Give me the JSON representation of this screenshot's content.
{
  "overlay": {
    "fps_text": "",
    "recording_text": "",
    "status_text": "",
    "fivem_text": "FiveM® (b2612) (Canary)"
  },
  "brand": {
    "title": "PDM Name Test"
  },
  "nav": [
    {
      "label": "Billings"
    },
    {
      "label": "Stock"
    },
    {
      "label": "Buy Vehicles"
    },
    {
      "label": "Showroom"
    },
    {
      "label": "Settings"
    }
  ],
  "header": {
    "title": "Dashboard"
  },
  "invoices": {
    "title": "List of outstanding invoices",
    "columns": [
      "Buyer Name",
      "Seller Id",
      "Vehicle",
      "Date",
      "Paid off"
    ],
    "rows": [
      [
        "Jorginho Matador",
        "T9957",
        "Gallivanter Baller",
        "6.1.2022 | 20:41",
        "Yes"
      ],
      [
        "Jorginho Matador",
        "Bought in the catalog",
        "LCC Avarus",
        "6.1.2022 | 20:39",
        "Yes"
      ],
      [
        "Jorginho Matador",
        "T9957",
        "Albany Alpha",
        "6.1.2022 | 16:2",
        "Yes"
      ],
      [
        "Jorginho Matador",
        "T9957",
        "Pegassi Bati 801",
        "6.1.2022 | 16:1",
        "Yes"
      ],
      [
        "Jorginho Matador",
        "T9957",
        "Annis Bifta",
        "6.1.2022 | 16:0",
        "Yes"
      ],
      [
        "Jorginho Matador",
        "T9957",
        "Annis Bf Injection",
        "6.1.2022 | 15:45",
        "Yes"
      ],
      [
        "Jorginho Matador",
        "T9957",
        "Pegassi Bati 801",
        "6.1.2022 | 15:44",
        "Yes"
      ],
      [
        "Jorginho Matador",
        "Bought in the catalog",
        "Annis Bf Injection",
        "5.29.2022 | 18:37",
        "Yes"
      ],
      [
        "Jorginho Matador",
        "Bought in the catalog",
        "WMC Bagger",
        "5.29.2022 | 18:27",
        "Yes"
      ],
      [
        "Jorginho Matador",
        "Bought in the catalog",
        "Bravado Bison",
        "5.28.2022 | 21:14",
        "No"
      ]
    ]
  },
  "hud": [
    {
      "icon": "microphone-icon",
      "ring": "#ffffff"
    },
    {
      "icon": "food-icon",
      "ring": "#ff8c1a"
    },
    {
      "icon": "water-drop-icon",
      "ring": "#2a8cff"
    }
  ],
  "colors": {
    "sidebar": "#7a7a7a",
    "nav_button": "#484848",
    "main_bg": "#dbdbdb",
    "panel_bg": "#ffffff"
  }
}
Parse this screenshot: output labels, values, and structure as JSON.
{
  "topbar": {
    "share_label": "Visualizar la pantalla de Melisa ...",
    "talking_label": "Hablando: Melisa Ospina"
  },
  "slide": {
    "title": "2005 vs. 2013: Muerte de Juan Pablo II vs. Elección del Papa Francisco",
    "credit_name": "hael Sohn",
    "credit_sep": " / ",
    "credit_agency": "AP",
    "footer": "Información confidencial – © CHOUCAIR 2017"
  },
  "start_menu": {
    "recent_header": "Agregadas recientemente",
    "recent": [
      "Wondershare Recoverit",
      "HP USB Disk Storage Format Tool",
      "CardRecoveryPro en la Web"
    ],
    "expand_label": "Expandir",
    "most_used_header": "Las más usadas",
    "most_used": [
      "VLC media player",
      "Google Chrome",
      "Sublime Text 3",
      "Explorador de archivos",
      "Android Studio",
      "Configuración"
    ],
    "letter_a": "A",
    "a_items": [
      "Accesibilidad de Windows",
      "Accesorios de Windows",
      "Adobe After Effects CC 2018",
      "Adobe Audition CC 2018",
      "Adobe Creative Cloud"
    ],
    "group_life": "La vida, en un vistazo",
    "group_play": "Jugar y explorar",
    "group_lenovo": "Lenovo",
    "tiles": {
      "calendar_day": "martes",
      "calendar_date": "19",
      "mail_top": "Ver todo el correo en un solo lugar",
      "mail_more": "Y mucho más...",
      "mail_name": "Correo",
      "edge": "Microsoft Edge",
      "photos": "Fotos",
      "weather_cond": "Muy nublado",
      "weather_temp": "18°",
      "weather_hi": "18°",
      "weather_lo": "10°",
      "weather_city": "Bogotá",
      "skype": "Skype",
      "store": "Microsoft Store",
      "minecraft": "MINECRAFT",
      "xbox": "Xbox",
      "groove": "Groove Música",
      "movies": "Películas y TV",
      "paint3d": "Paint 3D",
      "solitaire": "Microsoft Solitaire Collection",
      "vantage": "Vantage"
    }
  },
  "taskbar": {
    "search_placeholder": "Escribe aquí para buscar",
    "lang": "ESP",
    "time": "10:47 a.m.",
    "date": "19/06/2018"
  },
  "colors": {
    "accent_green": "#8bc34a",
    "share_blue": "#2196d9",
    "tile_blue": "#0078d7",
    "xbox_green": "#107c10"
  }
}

Task to carry out: The records above should be duplicated in full, exactly as given.

Exercise output:
Give me the JSON representation of this screenshot's content.
{
  "overlay": {
    "fps_text": "",
    "recording_text": "",
    "status_text": "",
    "fivem_text": "FiveM® (b2612) (Canary)"
  },
  "brand": {
    "title": "PDM Name Test"
  },
  "nav": [
    {
      "label": "Billings"
    },
    {
      "label": "Stock"
    },
    {
      "label": "Buy Vehicles"
    },
    {
      "label": "Showroom"
    },
    {
      "label": "Settings"
    }
  ],
  "header": {
    "title": "Dashboard"
  },
  "invoices": {
    "title": "List of outstanding invoices",
    "columns": [
      "Buyer Name",
      "Seller Id",
      "Vehicle",
      "Date",
      "Paid off"
    ],
    "rows": [
      [
        "Jorginho Matador",
        "T9957",
        "Gallivanter Baller",
        "6.1.2022 | 20:41",
        "Yes"
      ],
      [
        "Jorginho Matador",
        "Bought in the catalog",
        "LCC Avarus",
        "6.1.2022 | 20:39",
        "Yes"
      ],
      [
        "Jorginho Matador",
        "T9957",
        "Albany Alpha",
        "6.1.2022 | 16:2",
        "Yes"
      ],
      [
        "Jorginho Matador",
        "T9957",
        "Pegassi Bati 801",
        "6.1.2022 | 16:1",
        "Yes"
      ],
      [
        "Jorginho Matador",
        "T9957",
        "Annis Bifta",
        "6.1.2022 | 16:0",
        "Yes"
      ],
      [
        "Jorginho Matador",
        "T9957",
        "Annis Bf Injection",
        "6.1.2022 | 15:45",
        "Yes"
      ],
      [
        "Jorginho Matador",
        "T9957",
        "Pegassi Bati 801",
        "6.1.2022 | 15:44",
        "Yes"
      ],
      [
        "Jorginho Matador",
        "Bought in the catalog",
        "Annis Bf Injection",
        "5.29.2022 | 18:37",
        "Yes"
      ],
      [
        "Jorginho Matador",
        "Bought in the catalog",
        "WMC Bagger",
        "5.29.2022 | 18:27",
        "Yes"
      ],
      [
        "Jorginho Matador",
        "Bought in the catalog",
        "Bravado Bison",
        "5.28.2022 | 21:14",
        "No"
      ]
    ]
  },
  "hud": [
    {
      "icon": "microphone-icon",
      "ring": "#ffffff"
    },
    {
      "icon": "food-icon",
      "ring": "#ff8c1a"
    },
    {
      "icon": "water-drop-icon",
      "ring": "#2a8cff"
    }
  ],
  "colors": {
    "sidebar": "#7a7a7a",
    "nav_button": "#484848",
    "main_bg": "#dbdbdb",
    "panel_bg": "#ffffff"
  }
}
Parse this screenshot: output labels, values, and structure as JSON.
{
  "topbar": {
    "share_label": "Visualizar la pantalla de Melisa ...",
    "talking_label": "Hablando: Melisa Ospina"
  },
  "slide": {
    "title": "2005 vs. 2013: Muerte de Juan Pablo II vs. Elección del Papa Francisco",
    "credit_name": "hael Sohn",
    "credit_sep": " / ",
    "credit_agency": "AP",
    "footer": "Información confidencial – © CHOUCAIR 2017"
  },
  "start_menu": {
    "recent_header": "Agregadas recientemente",
    "recent": [
      "Wondershare Recoverit",
      "HP USB Disk Storage Format Tool",
      "CardRecoveryPro en la Web"
    ],
    "expand_label": "Expandir",
    "most_used_header": "Las más usadas",
    "most_used": [
      "VLC media player",
      "Google Chrome",
      "Sublime Text 3",
      "Explorador de archivos",
      "Android Studio",
      "Configuración"
    ],
    "letter_a": "A",
    "a_items": [
      "Accesibilidad de Windows",
      "Accesorios de Windows",
      "Adobe After Effects CC 2018",
      "Adobe Audition CC 2018",
      "Adobe Creative Cloud"
    ],
    "group_life": "La vida, en un vistazo",
    "group_play": "Jugar y explorar",
    "group_lenovo": "Lenovo",
    "tiles": {
      "calendar_day": "martes",
      "calendar_date": "19",
      "mail_top": "Ver todo el correo en un solo lugar",
      "mail_more": "Y mucho más...",
      "mail_name": "Correo",
      "edge": "Microsoft Edge",
      "photos": "Fotos",
      "weather_cond": "Muy nublado",
      "weather_temp": "18°",
      "weather_hi": "18°",
      "weather_lo": "10°",
      "weather_city": "Bogotá",
      "skype": "Skype",
      "store": "Microsoft Store",
      "minecraft": "MINECRAFT",
      "xbox": "Xbox",
      "groove": "Groove Música",
      "movies": "Películas y TV",
      "paint3d": "Paint 3D",
      "solitaire": "Microsoft Solitaire Collection",
      "vantage": "Vantage"
    }
  },
  "taskbar": {
    "search_placeholder": "Escribe aquí para buscar",
    "lang": "ESP",
    "time": "10:47 a.m.",
    "date": "19/06/2018"
  },
  "colors": {
    "accent_green": "#8bc34a",
    "share_blue": "#2196d9",
    "tile_blue": "#0078d7",
    "xbox_green": "#107c10"
  }
}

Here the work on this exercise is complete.